* Short task: Only the lines holding the string "Replacing" are needed. Copy each one.

[Some records]
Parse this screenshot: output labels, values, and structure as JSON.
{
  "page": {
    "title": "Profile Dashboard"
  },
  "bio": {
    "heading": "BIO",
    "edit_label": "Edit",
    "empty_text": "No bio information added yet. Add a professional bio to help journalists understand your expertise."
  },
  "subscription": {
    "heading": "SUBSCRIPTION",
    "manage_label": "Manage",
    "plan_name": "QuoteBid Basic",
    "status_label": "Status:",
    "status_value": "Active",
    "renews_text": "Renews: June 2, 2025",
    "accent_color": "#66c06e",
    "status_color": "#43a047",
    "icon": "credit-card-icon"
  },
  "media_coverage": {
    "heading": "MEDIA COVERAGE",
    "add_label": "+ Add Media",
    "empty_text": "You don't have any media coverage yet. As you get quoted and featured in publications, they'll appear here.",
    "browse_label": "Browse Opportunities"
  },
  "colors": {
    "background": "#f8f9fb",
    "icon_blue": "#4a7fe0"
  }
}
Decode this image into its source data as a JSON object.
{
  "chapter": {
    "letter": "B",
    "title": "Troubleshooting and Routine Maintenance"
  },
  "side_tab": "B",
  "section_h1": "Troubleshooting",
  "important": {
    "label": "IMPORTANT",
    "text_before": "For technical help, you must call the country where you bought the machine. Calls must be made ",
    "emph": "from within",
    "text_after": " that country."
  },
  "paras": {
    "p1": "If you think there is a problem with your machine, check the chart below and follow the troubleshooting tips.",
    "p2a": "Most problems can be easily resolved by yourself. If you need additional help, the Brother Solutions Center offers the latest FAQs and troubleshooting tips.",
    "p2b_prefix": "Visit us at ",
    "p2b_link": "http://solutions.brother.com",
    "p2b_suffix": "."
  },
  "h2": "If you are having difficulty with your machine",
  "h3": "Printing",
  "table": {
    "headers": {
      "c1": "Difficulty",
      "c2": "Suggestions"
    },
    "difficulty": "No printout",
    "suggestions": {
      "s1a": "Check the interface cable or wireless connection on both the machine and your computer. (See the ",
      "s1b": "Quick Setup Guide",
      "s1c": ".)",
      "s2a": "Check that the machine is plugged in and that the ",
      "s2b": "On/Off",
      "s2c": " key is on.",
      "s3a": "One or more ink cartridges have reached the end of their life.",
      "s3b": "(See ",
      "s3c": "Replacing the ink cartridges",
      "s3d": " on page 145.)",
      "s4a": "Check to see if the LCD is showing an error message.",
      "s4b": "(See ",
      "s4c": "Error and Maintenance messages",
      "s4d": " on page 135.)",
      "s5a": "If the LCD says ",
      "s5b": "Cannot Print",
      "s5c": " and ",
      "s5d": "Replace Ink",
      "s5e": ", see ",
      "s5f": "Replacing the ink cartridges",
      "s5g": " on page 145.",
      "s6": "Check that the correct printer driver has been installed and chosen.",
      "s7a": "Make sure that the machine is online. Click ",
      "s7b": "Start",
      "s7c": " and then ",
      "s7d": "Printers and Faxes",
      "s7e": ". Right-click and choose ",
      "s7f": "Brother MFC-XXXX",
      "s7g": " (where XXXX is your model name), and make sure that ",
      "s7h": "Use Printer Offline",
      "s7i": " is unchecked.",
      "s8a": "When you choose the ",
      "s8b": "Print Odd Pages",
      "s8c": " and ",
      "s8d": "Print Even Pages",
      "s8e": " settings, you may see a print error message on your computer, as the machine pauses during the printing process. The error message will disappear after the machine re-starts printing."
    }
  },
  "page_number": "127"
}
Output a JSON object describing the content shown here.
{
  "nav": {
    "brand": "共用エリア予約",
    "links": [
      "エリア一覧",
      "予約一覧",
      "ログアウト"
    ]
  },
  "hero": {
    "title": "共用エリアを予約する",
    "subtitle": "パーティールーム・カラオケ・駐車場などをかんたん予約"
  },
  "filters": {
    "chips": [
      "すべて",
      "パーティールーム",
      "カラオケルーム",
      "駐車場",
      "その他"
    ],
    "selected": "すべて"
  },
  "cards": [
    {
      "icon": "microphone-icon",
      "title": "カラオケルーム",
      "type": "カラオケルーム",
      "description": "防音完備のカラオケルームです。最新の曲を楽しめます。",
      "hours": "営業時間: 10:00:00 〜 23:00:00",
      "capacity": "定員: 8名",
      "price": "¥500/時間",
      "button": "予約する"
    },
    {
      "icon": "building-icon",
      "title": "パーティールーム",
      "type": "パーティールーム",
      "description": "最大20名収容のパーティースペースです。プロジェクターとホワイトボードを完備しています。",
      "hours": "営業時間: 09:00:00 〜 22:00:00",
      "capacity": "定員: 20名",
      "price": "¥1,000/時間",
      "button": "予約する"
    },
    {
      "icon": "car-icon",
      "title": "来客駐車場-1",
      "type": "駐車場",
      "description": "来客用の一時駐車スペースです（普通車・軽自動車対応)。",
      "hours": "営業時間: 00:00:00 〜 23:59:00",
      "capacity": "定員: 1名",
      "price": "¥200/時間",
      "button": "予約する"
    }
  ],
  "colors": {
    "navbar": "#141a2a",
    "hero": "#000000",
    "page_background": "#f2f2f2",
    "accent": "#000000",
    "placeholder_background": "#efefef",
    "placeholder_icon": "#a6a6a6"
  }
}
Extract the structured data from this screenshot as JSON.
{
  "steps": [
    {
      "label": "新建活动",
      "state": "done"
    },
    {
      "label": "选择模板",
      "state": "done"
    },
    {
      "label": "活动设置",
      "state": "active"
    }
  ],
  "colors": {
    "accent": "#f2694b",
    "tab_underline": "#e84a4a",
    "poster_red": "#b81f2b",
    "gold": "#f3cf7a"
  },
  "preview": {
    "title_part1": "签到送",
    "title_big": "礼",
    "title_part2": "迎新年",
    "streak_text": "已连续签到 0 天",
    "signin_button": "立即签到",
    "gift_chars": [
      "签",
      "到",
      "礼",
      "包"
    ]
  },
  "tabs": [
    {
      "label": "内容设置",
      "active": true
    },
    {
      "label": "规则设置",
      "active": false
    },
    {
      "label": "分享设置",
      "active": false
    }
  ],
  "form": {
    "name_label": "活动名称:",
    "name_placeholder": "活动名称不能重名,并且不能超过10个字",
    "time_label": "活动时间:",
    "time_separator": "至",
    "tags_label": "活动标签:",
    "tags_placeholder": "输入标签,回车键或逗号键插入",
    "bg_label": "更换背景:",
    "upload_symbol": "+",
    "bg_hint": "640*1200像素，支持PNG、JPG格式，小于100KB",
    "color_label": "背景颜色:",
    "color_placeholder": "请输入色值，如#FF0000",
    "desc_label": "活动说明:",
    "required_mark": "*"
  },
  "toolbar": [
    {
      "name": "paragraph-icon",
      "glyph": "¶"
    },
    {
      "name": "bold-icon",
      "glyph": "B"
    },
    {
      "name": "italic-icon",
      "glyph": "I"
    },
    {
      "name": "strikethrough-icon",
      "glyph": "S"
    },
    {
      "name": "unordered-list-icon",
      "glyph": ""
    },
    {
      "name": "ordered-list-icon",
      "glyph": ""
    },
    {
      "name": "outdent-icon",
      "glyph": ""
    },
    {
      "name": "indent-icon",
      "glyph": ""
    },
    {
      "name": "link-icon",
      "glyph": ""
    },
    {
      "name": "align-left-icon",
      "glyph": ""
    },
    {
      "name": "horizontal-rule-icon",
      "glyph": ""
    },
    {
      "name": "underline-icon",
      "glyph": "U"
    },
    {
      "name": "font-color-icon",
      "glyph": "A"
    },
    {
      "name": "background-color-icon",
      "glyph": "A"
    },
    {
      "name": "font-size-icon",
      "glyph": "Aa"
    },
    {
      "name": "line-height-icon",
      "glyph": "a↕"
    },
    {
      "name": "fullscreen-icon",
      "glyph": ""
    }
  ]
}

* Task solution:
      "s3c": "Replacing the ink cartridges",
      "s5f": "Replacing the ink cartridges",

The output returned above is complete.